## What needs to be done:
Tally the lines holding the word "surface" and state the count by itself.

## Listed entries:
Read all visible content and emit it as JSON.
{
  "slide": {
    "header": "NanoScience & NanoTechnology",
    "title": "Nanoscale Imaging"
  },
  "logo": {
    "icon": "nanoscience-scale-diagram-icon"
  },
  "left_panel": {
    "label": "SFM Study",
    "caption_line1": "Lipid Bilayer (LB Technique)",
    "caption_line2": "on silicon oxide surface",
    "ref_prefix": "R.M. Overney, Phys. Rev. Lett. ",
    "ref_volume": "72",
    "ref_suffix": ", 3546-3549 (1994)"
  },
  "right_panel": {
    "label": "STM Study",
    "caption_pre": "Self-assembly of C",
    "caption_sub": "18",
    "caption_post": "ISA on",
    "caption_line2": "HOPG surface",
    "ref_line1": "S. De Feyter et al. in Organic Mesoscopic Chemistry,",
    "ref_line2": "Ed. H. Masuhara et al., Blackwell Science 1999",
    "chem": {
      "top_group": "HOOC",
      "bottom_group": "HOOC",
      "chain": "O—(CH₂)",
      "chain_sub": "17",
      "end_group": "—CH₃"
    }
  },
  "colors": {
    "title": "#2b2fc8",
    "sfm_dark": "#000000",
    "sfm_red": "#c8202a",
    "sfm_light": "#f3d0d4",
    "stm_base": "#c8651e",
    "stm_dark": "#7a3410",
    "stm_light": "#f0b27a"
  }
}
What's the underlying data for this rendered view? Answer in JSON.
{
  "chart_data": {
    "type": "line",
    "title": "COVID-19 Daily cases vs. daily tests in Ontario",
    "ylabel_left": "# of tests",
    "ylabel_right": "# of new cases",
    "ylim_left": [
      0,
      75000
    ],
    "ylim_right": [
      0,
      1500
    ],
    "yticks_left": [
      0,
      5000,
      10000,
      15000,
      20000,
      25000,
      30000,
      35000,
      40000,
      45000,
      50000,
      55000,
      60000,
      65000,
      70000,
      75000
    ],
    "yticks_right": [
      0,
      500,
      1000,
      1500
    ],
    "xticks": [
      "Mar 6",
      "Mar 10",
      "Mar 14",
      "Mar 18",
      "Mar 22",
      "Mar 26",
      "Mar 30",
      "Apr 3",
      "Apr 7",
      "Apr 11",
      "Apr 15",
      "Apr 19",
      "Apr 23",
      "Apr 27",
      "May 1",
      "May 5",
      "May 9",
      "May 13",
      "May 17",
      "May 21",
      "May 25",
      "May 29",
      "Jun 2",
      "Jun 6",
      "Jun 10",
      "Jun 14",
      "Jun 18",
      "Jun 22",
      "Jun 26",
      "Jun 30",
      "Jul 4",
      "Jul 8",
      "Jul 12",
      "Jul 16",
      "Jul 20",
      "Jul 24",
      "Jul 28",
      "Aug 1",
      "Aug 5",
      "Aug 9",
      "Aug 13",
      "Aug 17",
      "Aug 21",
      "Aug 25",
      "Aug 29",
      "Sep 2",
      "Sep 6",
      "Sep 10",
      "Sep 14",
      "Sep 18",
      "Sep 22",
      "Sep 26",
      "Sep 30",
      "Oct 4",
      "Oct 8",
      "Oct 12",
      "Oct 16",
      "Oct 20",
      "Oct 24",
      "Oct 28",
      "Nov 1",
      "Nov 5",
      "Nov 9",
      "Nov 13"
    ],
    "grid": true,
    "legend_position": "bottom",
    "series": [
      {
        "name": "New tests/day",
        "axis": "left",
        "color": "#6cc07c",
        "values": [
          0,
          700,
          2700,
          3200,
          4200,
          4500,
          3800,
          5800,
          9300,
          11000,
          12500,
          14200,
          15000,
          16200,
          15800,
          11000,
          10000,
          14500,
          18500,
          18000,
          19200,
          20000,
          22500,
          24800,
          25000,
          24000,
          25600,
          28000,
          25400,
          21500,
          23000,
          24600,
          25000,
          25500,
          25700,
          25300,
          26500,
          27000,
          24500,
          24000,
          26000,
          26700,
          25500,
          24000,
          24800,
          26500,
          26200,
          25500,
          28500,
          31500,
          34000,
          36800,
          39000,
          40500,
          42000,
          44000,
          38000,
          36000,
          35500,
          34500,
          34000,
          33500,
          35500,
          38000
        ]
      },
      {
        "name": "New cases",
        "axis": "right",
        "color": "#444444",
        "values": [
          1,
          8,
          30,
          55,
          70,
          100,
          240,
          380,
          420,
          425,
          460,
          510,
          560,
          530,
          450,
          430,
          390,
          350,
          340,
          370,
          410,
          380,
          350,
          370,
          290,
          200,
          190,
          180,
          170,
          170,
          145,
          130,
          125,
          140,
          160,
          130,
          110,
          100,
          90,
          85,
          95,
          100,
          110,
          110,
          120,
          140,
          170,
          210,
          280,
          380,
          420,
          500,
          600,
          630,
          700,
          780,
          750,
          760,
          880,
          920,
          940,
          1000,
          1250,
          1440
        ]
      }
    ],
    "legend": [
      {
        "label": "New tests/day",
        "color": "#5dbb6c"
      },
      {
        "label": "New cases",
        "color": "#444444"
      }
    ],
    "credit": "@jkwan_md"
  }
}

## Solution below:
2